Problem description:
Using the records below, give the number of lines where the word "libro" appears, with no further output.

[Exercise materials start]

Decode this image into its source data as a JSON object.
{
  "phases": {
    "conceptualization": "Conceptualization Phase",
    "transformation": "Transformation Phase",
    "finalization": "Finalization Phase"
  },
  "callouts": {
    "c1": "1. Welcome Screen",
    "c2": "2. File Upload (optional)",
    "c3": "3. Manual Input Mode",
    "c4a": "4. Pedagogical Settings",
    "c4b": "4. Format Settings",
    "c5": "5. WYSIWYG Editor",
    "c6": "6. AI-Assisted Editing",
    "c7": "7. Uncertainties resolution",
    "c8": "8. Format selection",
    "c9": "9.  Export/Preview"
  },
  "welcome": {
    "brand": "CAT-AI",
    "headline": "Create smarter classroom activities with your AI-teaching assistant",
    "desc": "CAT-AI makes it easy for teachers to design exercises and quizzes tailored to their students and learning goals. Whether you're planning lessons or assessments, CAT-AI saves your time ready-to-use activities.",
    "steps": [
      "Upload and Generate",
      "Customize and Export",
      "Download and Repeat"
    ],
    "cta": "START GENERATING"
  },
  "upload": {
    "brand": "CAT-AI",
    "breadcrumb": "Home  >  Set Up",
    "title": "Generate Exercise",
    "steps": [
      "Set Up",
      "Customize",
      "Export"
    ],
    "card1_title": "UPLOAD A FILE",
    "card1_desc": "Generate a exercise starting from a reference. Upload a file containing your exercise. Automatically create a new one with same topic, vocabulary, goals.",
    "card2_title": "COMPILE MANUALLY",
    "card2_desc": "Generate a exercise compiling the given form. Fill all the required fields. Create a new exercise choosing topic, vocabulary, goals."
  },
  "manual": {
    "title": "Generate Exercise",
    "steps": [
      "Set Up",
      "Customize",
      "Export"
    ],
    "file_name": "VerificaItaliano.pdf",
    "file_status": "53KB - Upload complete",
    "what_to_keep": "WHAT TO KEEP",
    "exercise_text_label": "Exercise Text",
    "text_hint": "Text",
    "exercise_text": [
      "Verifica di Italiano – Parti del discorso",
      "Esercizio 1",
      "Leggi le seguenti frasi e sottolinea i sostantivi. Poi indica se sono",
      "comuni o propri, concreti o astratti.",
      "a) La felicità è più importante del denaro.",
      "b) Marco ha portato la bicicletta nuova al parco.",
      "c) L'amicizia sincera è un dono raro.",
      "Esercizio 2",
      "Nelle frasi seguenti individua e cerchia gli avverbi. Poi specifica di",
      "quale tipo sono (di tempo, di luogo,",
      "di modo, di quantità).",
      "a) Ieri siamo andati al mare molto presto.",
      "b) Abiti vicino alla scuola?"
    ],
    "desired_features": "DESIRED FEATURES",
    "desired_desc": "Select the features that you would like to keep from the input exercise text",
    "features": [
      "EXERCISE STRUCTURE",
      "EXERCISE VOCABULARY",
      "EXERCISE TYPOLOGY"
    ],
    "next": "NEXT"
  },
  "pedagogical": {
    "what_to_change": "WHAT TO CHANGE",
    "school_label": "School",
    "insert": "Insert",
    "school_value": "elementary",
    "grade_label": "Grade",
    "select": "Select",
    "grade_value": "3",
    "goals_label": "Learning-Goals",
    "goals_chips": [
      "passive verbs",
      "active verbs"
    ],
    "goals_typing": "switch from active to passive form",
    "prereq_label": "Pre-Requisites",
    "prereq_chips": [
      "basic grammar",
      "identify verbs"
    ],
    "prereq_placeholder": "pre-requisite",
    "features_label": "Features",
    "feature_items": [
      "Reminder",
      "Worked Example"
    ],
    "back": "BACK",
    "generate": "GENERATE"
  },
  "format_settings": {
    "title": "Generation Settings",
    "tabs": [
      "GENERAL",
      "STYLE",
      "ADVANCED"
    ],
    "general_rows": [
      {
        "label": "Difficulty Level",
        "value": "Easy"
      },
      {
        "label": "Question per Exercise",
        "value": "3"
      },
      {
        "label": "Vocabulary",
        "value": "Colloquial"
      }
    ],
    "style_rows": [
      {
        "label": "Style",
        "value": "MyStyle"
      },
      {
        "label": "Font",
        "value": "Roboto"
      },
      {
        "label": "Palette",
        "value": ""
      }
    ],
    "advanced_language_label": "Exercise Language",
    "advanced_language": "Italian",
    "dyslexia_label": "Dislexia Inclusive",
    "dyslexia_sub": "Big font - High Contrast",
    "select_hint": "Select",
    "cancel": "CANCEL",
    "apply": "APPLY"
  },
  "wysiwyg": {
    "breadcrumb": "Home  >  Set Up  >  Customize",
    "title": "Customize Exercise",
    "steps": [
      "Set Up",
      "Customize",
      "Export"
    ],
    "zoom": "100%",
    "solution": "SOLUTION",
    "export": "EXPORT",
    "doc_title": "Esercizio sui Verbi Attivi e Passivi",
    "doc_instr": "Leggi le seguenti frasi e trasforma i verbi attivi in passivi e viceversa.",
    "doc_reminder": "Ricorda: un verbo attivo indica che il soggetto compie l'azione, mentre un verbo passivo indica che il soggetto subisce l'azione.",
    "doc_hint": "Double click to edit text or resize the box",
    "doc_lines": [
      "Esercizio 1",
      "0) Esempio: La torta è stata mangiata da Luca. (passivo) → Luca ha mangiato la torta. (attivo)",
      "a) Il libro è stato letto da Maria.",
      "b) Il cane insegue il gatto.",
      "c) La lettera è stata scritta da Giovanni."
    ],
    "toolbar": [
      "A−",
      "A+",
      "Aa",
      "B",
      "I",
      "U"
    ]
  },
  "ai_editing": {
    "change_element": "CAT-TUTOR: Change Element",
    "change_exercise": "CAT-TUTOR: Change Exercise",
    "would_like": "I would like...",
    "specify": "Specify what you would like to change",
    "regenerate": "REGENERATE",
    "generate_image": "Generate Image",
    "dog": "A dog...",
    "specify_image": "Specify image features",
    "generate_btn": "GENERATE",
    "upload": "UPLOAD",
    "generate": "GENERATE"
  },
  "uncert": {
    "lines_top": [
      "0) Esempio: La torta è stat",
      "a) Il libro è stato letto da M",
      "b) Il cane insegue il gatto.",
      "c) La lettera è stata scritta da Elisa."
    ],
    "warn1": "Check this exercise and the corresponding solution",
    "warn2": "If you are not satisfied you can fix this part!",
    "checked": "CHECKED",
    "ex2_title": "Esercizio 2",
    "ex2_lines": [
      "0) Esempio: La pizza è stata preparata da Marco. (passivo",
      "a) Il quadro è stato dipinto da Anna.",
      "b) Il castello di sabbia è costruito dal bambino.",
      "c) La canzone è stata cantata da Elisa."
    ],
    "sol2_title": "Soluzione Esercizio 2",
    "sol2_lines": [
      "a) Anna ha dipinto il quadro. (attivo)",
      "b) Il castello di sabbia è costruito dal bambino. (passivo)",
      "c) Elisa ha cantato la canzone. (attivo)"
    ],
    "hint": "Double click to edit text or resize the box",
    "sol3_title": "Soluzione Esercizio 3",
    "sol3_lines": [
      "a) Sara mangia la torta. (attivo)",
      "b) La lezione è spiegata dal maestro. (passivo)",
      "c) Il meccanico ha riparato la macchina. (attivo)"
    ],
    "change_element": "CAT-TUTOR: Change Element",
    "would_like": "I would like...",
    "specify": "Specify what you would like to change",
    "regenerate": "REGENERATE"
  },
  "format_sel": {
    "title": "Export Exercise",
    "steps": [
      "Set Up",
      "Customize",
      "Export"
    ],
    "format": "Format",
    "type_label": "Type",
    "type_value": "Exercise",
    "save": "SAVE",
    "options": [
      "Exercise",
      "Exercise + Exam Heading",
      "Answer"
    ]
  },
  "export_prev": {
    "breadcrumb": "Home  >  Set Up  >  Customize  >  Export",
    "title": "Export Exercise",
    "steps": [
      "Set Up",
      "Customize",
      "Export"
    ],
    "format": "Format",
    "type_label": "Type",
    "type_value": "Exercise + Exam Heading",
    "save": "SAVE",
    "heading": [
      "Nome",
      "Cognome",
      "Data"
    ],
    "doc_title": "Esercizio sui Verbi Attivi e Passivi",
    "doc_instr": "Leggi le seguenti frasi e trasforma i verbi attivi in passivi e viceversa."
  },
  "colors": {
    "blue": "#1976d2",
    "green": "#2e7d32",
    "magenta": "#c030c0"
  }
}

[Exercise materials end]

Problem solution:
2